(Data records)
-----
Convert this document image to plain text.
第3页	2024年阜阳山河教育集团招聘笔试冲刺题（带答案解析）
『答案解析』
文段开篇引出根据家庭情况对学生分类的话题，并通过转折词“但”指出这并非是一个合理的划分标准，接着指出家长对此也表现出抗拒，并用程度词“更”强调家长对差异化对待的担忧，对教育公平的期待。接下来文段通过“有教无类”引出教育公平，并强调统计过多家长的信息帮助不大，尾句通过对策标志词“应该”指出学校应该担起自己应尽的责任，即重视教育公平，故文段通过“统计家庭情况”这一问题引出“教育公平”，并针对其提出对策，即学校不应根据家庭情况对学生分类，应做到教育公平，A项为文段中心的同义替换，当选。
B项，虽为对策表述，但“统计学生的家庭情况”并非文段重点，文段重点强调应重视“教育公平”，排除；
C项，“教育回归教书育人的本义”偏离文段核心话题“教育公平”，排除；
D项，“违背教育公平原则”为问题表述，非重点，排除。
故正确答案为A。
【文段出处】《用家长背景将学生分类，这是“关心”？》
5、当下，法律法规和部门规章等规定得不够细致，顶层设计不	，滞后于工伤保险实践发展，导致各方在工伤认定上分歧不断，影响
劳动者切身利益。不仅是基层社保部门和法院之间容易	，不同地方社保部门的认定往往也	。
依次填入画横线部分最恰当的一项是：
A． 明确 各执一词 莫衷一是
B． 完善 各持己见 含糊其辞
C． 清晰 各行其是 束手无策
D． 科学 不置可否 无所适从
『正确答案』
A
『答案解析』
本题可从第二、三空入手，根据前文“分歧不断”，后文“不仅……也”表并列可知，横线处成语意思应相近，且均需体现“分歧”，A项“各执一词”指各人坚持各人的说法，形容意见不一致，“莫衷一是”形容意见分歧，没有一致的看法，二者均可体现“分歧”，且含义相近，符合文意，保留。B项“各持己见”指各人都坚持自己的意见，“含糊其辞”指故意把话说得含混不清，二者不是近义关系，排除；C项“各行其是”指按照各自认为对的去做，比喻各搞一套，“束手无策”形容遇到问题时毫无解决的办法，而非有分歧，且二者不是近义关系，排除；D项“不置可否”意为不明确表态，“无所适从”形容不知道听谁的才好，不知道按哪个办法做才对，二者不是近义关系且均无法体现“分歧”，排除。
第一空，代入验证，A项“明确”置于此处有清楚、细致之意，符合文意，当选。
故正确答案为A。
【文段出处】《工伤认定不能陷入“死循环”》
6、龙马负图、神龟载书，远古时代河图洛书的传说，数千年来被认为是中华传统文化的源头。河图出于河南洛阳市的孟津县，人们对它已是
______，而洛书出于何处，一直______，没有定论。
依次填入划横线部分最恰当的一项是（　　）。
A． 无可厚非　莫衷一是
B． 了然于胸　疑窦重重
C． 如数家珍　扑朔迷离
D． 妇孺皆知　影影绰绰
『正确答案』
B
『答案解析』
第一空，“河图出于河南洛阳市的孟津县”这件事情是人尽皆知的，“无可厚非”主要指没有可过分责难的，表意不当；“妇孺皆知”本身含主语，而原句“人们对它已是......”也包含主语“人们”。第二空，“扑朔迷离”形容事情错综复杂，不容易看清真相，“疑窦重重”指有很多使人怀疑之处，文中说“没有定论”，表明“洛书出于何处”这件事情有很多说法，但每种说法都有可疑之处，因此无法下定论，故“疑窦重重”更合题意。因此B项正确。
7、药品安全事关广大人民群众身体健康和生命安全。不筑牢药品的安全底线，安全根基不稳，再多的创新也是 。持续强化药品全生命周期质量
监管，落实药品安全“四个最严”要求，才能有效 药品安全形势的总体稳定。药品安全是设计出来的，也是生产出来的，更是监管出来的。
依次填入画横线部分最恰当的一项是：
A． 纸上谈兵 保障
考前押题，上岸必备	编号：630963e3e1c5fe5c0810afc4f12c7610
-----
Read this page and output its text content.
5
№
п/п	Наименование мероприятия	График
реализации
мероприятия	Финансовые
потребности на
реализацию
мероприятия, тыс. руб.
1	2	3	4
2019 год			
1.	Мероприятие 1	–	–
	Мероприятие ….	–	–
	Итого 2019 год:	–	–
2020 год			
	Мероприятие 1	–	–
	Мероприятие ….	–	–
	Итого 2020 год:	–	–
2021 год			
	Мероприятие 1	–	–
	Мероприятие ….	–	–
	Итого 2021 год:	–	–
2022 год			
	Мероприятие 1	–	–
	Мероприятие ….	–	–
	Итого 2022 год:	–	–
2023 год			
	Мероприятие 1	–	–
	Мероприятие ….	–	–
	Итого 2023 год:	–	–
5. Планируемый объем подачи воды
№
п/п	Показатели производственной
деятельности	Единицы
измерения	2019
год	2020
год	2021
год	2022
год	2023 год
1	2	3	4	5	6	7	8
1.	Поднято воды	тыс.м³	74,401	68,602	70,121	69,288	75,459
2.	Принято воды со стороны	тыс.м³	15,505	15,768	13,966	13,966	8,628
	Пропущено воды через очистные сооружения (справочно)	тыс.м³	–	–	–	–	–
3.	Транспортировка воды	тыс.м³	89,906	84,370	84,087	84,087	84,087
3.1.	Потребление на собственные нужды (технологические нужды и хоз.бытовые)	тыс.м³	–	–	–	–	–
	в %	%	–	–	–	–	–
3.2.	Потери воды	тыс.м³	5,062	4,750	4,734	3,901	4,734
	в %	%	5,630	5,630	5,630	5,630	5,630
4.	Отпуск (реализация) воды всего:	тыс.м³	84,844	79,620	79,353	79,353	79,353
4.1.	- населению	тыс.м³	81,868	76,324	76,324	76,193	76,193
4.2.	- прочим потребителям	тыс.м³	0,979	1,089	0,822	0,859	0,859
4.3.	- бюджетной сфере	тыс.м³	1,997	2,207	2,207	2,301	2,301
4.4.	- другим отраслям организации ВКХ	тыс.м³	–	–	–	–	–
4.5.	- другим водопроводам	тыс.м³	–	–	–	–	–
-----
Aim of the exercise —
Find all the lines containing "不置可否" in the material, then copy them.

Correct output —
D． 科学 不置可否 无所适从
本题可从第二、三空入手，根据前文“分歧不断”，后文“不仅……也”表并列可知，横线处成语意思应相近，且均需体现“分歧”，A项“各执一词”指各人坚持各人的说法，形容意见不一致，“莫衷一是”形容意见分歧，没有一致的看法，二者均可体现“分歧”，且含义相近，符合文意，保留。B项“各持己见”指各人都坚持自己的意见，“含糊其辞”指故意把话说得含混不清，二者不是近义关系，排除；C项“各行其是”指按照各自认为对的去做，比喻各搞一套，“束手无策”形容遇到问题时毫无解决的办法，而非有分歧，且二者不是近义关系，排除；D项“不置可否”意为不明确表态，“无所适从”形容不知道听谁的才好，不知道按哪个办法做才对，二者不是近义关系且均无法体现“分歧”，排除。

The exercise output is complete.